> Aim of the exercise
Identify the lines bearing the string "panel" and gather them.

> Data to process
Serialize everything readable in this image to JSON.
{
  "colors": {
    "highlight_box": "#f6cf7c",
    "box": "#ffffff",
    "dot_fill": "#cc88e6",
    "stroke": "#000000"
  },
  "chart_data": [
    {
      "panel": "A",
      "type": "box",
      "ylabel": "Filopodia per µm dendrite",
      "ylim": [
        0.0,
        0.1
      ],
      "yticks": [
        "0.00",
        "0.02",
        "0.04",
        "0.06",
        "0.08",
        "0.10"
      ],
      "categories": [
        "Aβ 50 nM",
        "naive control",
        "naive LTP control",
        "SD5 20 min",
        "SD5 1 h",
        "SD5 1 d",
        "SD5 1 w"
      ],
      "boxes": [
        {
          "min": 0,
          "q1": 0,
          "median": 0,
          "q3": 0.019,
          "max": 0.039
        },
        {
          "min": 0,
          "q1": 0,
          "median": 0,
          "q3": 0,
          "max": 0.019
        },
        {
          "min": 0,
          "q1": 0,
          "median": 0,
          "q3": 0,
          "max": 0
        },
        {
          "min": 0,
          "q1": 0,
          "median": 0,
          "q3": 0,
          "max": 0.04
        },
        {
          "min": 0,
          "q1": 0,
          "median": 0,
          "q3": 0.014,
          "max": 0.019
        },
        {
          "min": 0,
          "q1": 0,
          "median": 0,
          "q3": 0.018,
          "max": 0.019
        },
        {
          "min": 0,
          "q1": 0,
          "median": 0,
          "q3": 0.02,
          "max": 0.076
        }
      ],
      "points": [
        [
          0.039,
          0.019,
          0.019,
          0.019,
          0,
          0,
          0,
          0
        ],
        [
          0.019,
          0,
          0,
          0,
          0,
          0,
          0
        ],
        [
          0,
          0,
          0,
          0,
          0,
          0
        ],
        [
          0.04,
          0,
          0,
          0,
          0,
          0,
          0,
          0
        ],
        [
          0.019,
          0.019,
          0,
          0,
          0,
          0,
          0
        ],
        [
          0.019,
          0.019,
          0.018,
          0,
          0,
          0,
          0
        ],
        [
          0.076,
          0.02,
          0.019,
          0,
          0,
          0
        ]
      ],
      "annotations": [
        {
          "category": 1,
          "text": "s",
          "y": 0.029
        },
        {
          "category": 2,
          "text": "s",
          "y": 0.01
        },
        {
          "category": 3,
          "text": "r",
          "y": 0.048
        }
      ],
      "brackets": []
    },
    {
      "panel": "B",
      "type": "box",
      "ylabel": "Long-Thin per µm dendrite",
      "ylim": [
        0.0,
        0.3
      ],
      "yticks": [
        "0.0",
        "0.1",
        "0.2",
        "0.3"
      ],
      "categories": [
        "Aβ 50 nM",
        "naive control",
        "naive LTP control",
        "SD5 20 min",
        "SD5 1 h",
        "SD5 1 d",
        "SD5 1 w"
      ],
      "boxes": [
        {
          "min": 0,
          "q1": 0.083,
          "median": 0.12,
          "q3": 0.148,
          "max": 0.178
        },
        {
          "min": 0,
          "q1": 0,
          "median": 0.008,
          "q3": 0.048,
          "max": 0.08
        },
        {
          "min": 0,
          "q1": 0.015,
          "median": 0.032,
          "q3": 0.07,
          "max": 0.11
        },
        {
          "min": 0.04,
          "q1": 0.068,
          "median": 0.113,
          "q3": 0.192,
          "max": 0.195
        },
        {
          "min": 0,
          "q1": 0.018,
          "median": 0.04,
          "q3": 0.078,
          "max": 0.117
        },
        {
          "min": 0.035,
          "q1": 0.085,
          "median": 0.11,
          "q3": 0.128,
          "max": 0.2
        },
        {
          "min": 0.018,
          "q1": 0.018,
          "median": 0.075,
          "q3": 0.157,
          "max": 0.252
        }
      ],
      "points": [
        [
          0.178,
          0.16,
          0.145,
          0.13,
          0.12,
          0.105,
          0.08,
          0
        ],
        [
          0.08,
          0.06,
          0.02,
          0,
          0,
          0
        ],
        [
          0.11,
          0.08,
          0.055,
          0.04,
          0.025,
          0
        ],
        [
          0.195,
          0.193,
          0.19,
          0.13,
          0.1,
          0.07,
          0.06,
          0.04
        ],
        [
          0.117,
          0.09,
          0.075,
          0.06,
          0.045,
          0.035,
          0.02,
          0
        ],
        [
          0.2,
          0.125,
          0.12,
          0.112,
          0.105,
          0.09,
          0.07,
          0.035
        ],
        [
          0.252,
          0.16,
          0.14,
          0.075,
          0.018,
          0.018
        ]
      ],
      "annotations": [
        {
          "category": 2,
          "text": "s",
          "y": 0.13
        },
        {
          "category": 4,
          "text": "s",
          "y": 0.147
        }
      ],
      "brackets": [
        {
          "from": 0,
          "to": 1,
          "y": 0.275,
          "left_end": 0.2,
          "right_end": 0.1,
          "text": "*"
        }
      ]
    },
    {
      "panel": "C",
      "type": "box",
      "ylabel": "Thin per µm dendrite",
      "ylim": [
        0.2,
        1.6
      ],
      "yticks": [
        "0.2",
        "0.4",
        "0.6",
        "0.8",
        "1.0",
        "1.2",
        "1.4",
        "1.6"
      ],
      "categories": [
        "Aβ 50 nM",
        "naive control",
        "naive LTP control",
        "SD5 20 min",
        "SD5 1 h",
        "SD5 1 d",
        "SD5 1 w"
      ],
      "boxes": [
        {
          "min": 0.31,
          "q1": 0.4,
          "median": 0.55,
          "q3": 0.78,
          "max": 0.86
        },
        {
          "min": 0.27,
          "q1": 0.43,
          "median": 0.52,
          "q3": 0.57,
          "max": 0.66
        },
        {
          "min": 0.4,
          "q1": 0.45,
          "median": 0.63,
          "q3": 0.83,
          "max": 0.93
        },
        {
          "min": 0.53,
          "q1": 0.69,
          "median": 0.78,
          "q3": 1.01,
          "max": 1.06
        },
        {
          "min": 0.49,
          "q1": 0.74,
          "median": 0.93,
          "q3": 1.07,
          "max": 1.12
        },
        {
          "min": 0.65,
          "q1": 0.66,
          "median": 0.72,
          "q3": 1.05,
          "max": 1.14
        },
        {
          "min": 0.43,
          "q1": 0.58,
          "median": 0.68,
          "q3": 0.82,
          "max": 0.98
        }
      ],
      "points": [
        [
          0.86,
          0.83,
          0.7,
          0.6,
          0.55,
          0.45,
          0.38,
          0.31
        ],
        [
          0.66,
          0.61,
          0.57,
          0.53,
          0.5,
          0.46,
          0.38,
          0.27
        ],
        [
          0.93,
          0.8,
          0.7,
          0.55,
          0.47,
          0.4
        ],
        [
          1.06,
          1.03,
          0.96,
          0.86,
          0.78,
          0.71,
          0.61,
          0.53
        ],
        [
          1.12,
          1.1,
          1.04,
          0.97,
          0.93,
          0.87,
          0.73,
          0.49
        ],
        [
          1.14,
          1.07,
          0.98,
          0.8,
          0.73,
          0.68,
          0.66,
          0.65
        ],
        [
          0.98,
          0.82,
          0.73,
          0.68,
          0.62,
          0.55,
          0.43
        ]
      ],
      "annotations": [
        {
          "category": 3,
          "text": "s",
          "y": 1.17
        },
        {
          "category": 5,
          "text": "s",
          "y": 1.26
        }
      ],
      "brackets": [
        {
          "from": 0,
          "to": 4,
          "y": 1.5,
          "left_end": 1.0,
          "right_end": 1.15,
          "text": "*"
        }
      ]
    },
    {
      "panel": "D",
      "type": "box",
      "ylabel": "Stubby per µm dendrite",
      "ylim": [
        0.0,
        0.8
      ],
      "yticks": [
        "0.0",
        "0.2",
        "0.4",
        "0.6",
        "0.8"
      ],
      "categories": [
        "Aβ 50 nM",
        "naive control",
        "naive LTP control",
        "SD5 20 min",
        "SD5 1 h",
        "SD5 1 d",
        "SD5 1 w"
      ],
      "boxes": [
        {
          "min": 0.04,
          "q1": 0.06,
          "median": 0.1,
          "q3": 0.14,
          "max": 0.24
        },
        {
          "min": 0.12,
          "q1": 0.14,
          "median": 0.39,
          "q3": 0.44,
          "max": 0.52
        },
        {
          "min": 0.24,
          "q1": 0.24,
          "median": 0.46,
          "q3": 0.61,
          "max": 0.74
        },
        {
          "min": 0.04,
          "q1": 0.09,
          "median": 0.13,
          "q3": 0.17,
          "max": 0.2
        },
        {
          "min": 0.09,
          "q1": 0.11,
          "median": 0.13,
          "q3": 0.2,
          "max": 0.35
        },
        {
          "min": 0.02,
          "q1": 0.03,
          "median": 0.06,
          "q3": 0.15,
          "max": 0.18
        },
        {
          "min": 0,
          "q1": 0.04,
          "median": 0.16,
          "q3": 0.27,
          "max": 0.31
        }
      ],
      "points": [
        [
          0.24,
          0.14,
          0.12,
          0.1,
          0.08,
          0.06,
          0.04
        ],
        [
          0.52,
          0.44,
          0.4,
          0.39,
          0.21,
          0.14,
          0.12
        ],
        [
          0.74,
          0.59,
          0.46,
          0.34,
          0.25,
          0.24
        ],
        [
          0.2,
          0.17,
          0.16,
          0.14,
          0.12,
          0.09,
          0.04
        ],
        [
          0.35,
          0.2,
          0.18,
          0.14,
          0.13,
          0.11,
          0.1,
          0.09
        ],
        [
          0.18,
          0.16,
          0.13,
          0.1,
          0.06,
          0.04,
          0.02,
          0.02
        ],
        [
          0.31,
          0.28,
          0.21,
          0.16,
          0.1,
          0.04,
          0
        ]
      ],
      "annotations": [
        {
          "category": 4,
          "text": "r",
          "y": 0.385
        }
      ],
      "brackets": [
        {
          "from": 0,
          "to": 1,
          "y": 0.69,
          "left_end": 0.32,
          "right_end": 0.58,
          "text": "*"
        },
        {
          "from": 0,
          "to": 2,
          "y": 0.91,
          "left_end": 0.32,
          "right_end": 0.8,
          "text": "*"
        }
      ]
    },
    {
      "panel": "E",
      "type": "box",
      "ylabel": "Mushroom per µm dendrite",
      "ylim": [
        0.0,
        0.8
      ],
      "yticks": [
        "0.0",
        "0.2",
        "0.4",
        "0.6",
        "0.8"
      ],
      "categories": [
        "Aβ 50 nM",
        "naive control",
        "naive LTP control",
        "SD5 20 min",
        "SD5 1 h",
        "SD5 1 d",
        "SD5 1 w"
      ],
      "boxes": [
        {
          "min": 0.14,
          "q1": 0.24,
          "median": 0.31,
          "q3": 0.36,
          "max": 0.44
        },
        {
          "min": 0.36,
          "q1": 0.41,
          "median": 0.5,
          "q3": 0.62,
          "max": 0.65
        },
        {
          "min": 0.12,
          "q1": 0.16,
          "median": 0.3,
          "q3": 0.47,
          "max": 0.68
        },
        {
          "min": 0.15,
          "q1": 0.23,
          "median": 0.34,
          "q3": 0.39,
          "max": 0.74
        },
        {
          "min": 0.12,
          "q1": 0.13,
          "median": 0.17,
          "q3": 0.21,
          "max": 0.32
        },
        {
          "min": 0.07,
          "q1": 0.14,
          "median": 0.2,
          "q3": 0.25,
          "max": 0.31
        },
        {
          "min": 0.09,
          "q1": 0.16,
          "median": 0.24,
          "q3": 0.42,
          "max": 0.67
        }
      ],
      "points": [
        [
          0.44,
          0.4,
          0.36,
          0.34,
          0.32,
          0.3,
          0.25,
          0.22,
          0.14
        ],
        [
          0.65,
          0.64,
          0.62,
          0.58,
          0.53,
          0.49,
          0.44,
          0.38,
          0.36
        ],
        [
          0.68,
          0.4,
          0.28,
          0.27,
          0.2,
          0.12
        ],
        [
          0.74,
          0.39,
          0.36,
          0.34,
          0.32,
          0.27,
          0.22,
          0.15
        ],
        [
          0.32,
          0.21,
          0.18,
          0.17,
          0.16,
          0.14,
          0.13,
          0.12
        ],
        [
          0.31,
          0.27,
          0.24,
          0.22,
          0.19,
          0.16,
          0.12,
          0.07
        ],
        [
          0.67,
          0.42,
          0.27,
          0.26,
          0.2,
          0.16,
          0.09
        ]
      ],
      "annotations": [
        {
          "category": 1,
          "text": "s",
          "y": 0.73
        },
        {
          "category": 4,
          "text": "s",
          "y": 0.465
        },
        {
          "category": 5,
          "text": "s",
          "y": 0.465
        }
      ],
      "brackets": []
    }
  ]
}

> Output for this task
      "panel": "A",
      "panel": "B",
      "panel": "C",
      "panel": "D",
      "panel": "E",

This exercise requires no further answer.